● **Task**
Locate each line in the records containing "items". Copy it.

[Stored data]
-- -- --

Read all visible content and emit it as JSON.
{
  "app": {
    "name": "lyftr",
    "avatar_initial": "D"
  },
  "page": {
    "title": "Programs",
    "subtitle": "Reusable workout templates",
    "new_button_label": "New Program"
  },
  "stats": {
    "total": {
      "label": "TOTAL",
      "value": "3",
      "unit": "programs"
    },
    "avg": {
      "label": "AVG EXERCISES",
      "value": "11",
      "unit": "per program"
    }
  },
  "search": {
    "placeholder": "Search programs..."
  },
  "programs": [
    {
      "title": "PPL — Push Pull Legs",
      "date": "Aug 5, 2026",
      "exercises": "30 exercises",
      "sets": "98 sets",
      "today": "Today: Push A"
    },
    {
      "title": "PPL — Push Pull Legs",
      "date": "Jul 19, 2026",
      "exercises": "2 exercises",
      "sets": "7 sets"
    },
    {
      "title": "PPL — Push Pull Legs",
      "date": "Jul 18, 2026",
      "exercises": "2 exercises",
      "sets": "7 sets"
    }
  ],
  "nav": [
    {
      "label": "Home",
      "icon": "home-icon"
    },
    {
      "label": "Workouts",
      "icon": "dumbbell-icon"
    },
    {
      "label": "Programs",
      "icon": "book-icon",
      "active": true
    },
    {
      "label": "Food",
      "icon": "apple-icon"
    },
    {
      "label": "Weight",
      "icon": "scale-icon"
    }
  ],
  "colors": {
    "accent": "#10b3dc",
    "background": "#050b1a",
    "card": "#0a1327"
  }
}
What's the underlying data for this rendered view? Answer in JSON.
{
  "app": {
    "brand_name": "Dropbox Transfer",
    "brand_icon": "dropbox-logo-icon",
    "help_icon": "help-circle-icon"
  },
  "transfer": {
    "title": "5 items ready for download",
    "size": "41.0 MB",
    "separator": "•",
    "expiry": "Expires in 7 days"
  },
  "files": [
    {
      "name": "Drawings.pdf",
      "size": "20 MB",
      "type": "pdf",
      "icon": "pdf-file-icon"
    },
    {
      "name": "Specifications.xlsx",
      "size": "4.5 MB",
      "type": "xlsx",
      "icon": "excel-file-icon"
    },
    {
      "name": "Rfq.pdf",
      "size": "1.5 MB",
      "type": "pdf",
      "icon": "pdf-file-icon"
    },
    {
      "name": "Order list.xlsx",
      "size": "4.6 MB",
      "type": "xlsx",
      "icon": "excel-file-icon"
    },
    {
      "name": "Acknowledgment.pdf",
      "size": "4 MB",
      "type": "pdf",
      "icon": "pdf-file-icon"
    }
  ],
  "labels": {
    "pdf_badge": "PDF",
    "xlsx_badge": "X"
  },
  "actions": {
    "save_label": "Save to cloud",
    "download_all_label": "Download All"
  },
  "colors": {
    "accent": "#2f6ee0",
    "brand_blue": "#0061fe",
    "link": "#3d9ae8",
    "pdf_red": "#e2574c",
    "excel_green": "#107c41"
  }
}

-- -- --

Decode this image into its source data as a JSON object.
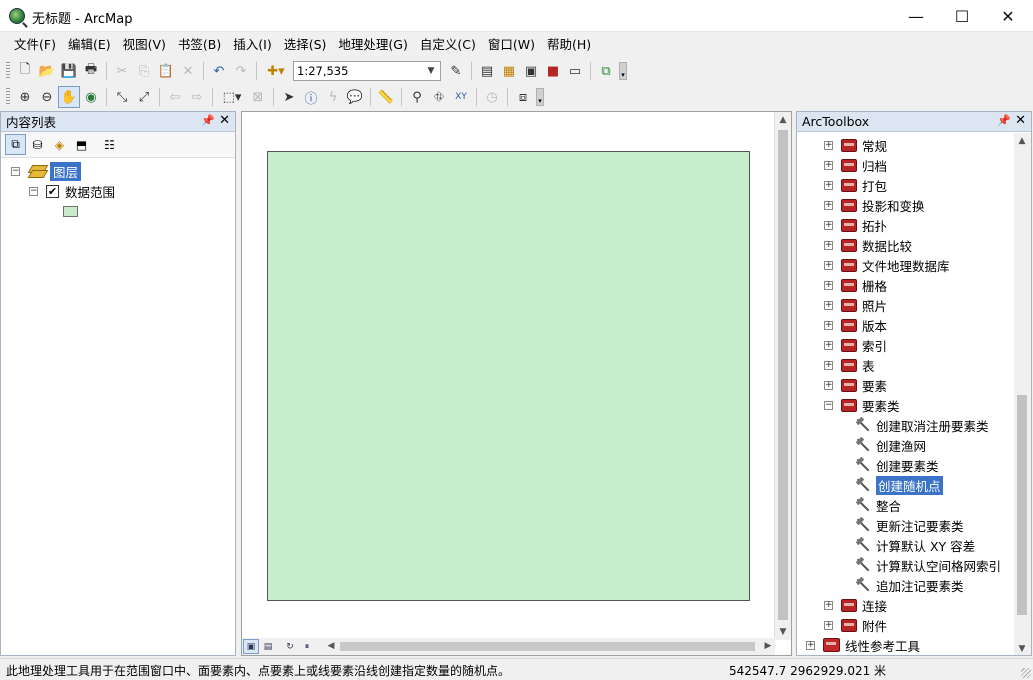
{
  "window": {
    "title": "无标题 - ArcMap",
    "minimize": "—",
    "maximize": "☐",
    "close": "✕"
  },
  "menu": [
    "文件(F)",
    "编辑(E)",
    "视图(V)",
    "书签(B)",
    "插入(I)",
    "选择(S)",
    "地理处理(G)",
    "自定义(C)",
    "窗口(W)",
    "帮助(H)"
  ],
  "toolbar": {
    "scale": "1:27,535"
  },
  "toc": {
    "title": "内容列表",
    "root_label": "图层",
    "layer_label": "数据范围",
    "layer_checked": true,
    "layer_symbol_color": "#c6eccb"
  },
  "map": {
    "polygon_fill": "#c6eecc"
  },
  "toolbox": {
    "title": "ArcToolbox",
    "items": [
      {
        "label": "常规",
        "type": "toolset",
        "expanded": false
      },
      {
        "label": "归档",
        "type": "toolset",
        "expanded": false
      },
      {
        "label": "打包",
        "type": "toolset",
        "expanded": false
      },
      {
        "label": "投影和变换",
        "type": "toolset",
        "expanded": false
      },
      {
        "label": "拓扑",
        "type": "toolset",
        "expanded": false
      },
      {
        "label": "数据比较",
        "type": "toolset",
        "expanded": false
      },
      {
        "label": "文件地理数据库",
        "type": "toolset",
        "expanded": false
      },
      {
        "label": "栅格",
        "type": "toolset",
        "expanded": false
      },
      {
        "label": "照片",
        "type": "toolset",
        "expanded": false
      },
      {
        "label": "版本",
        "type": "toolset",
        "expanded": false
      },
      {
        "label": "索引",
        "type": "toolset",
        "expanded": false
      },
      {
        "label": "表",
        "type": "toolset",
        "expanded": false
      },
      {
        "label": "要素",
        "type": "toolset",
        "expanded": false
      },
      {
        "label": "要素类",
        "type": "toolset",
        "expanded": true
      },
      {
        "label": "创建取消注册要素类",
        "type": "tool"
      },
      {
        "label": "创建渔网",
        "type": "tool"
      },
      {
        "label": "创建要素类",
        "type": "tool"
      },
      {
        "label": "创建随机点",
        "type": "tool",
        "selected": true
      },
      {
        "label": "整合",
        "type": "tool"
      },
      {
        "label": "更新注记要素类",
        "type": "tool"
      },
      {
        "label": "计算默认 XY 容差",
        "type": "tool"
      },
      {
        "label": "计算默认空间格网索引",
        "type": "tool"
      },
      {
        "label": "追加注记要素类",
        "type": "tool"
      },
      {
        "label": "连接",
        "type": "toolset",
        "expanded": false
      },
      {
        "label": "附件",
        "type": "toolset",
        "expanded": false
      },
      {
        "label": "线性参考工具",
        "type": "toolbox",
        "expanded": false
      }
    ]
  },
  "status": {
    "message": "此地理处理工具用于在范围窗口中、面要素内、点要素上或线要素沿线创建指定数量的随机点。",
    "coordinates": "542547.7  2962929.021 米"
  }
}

-- -- --

● **Complete response**
    "title": "5 items ready for download",
    "items": [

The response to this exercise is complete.